- _WORKING DATA_:
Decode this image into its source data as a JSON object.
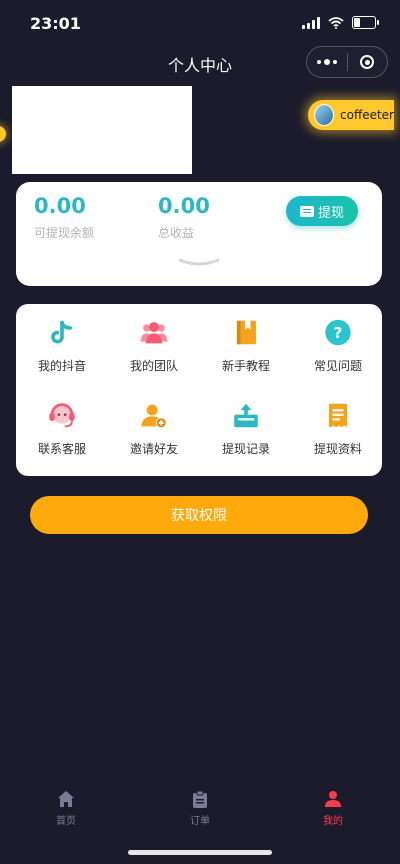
{
  "status_bar": {
    "time": "23:01"
  },
  "nav": {
    "title": "个人中心"
  },
  "user": {
    "name": "coffeeter"
  },
  "balance": {
    "withdrawable_amount": "0.00",
    "withdrawable_label": "可提现余额",
    "total_income_amount": "0.00",
    "total_income_label": "总收益",
    "withdraw_button": "提现"
  },
  "features": {
    "items": [
      {
        "label": "我的抖音",
        "icon": "douyin-icon"
      },
      {
        "label": "我的团队",
        "icon": "team-icon"
      },
      {
        "label": "新手教程",
        "icon": "book-icon"
      },
      {
        "label": "常见问题",
        "icon": "question-icon"
      },
      {
        "label": "联系客服",
        "icon": "headset-icon"
      },
      {
        "label": "邀请好友",
        "icon": "add-user-icon"
      },
      {
        "label": "提现记录",
        "icon": "upload-box-icon"
      },
      {
        "label": "提现资料",
        "icon": "receipt-icon"
      }
    ]
  },
  "primary_button": {
    "label": "获取权限"
  },
  "tabbar": {
    "items": [
      {
        "label": "首页",
        "icon": "home-icon"
      },
      {
        "label": "订单",
        "icon": "clipboard-icon"
      },
      {
        "label": "我的",
        "icon": "person-icon",
        "active": true
      }
    ]
  },
  "colors": {
    "background": "#1b1b2c",
    "accent_teal": "#2cb7c2",
    "accent_orange": "#ffa90c",
    "chip_yellow": "#ffc82e",
    "active_tab": "#ff3a4e"
  }
}
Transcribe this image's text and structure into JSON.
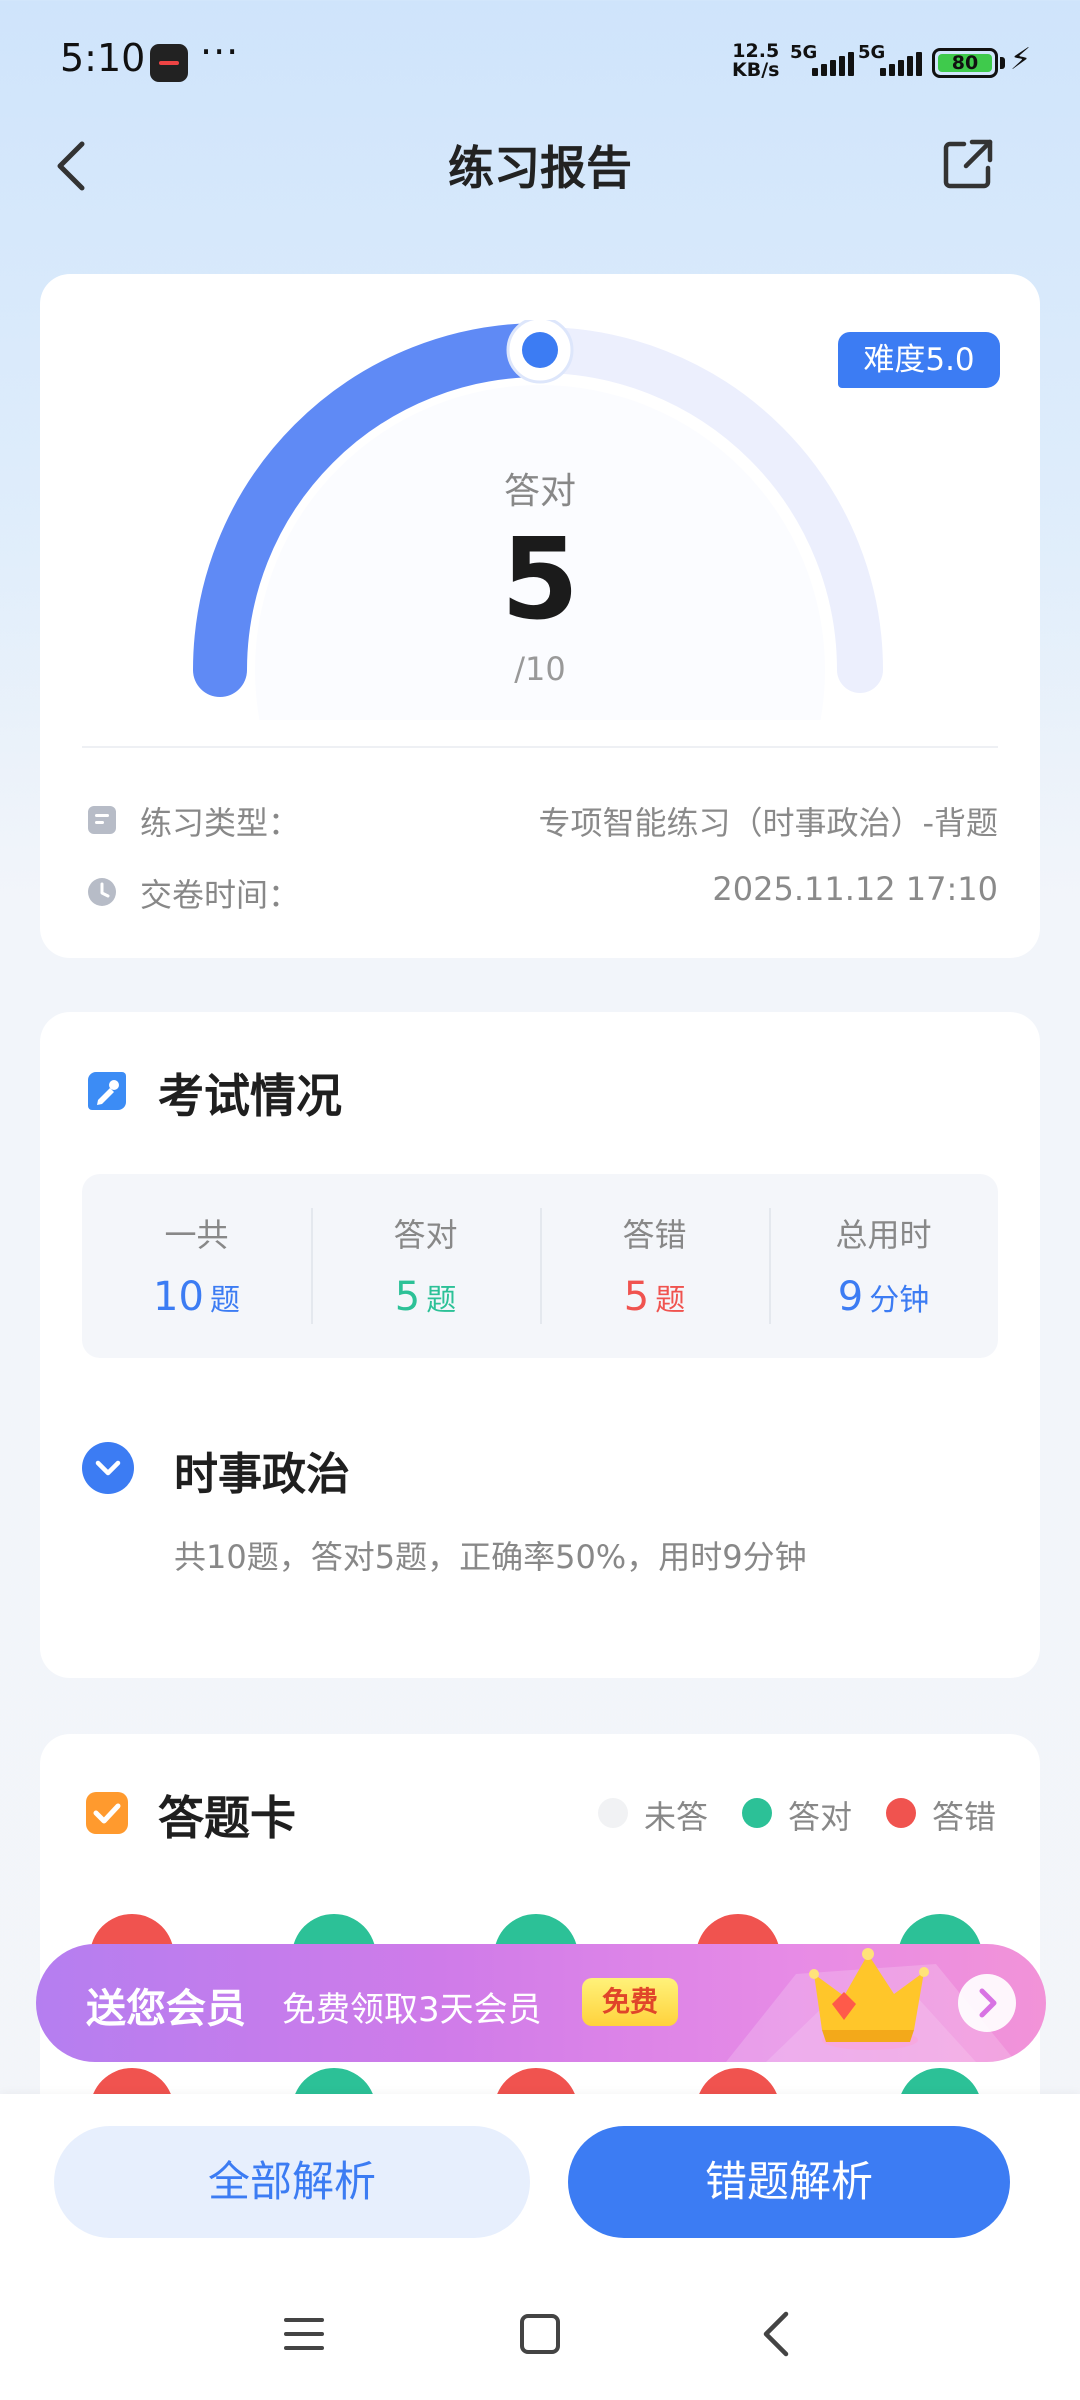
{
  "status_bar": {
    "time": "5:10",
    "more": "···",
    "net_speed_value": "12.5",
    "net_speed_unit": "KB/s",
    "sim1": "5G",
    "sim2": "5G",
    "battery": "80"
  },
  "header": {
    "title": "练习报告",
    "back_icon": "chevron-left-icon",
    "share_icon": "share-external-icon"
  },
  "report": {
    "difficulty": "难度5.0",
    "score_label": "答对",
    "score_value": "5",
    "score_total": "/10",
    "correct": 5,
    "total": 10,
    "gauge_color": "#5f8af5",
    "gauge_track_color": "#eceffd",
    "info": [
      {
        "icon": "document-icon",
        "label": "练习类型：",
        "value": "专项智能练习（时事政治）-背题"
      },
      {
        "icon": "clock-icon",
        "label": "交卷时间：",
        "value": "2025.11.12 17:10"
      }
    ]
  },
  "exam": {
    "title": "考试情况",
    "stats": [
      {
        "label": "一共",
        "value": "10",
        "unit": "题",
        "color": "#3c7cf3"
      },
      {
        "label": "答对",
        "value": "5",
        "unit": "题",
        "color": "#2cc197"
      },
      {
        "label": "答错",
        "value": "5",
        "unit": "题",
        "color": "#f0534f"
      },
      {
        "label": "总用时",
        "value": "9",
        "unit": "分钟",
        "color": "#3c7cf3"
      }
    ],
    "subject_title": "时事政治",
    "subject_desc": "共10题，答对5题，正确率50%，用时9分钟"
  },
  "answer_card": {
    "title": "答题卡",
    "legend": [
      {
        "label": "未答",
        "color": "#f1f2f4"
      },
      {
        "label": "答对",
        "color": "#2cc197"
      },
      {
        "label": "答错",
        "color": "#f0534f"
      }
    ],
    "answers": [
      "wrong",
      "correct",
      "correct",
      "wrong",
      "correct",
      "wrong",
      "correct",
      "wrong",
      "wrong",
      "correct"
    ],
    "colors": {
      "wrong": "#f0534f",
      "correct": "#2cc197",
      "unanswered": "#f1f2f4"
    }
  },
  "promo": {
    "title": "送您会员",
    "subtitle": "免费领取3天会员",
    "badge": "免费"
  },
  "actions": {
    "all_analysis": "全部解析",
    "wrong_analysis": "错题解析"
  }
}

- _WRITTEN TASK_: Return every line of the records exactly as given, pictures excluded.

- _RESPONSE FOR THIS EXERCISE_:
Decode this image into its source data as a JSON object.
{
  "status_bar": {
    "time": "23:01"
  },
  "nav": {
    "title": "个人中心"
  },
  "user": {
    "name": "coffeeter"
  },
  "balance": {
    "withdrawable_amount": "0.00",
    "withdrawable_label": "可提现余额",
    "total_income_amount": "0.00",
    "total_income_label": "总收益",
    "withdraw_button": "提现"
  },
  "features": {
    "items": [
      {
        "label": "我的抖音",
        "icon": "douyin-icon"
      },
      {
        "label": "我的团队",
        "icon": "team-icon"
      },
      {
        "label": "新手教程",
        "icon": "book-icon"
      },
      {
        "label": "常见问题",
        "icon": "question-icon"
      },
      {
        "label": "联系客服",
        "icon": "headset-icon"
      },
      {
        "label": "邀请好友",
        "icon": "add-user-icon"
      },
      {
        "label": "提现记录",
        "icon": "upload-box-icon"
      },
      {
        "label": "提现资料",
        "icon": "receipt-icon"
      }
    ]
  },
  "primary_button": {
    "label": "获取权限"
  },
  "tabbar": {
    "items": [
      {
        "label": "首页",
        "icon": "home-icon"
      },
      {
        "label": "订单",
        "icon": "clipboard-icon"
      },
      {
        "label": "我的",
        "icon": "person-icon",
        "active": true
      }
    ]
  },
  "colors": {
    "background": "#1b1b2c",
    "accent_teal": "#2cb7c2",
    "accent_orange": "#ffa90c",
    "chip_yellow": "#ffc82e",
    "active_tab": "#ff3a4e"
  }
}
Transcribe this image's text and structure into JSON.
{
  "status_bar": {
    "time": "5:10",
    "more": "···",
    "net_speed_value": "12.5",
    "net_speed_unit": "KB/s",
    "sim1": "5G",
    "sim2": "5G",
    "battery": "80"
  },
  "header": {
    "title": "练习报告",
    "back_icon": "chevron-left-icon",
    "share_icon": "share-external-icon"
  },
  "report": {
    "difficulty": "难度5.0",
    "score_label": "答对",
    "score_value": "5",
    "score_total": "/10",
    "correct": 5,
    "total": 10,
    "gauge_color": "#5f8af5",
    "gauge_track_color": "#eceffd",
    "info": [
      {
        "icon": "document-icon",
        "label": "练习类型：",
        "value": "专项智能练习（时事政治）-背题"
      },
      {
        "icon": "clock-icon",
        "label": "交卷时间：",
        "value": "2025.11.12 17:10"
      }
    ]
  },
  "exam": {
    "title": "考试情况",
    "stats": [
      {
        "label": "一共",
        "value": "10",
        "unit": "题",
        "color": "#3c7cf3"
      },
      {
        "label": "答对",
        "value": "5",
        "unit": "题",
        "color": "#2cc197"
      },
      {
        "label": "答错",
        "value": "5",
        "unit": "题",
        "color": "#f0534f"
      },
      {
        "label": "总用时",
        "value": "9",
        "unit": "分钟",
        "color": "#3c7cf3"
      }
    ],
    "subject_title": "时事政治",
    "subject_desc": "共10题，答对5题，正确率50%，用时9分钟"
  },
  "answer_card": {
    "title": "答题卡",
    "legend": [
      {
        "label": "未答",
        "color": "#f1f2f4"
      },
      {
        "label": "答对",
        "color": "#2cc197"
      },
      {
        "label": "答错",
        "color": "#f0534f"
      }
    ],
    "answers": [
      "wrong",
      "correct",
      "correct",
      "wrong",
      "correct",
      "wrong",
      "correct",
      "wrong",
      "wrong",
      "correct"
    ],
    "colors": {
      "wrong": "#f0534f",
      "correct": "#2cc197",
      "unanswered": "#f1f2f4"
    }
  },
  "promo": {
    "title": "送您会员",
    "subtitle": "免费领取3天会员",
    "badge": "免费"
  },
  "actions": {
    "all_analysis": "全部解析",
    "wrong_analysis": "错题解析"
  }
}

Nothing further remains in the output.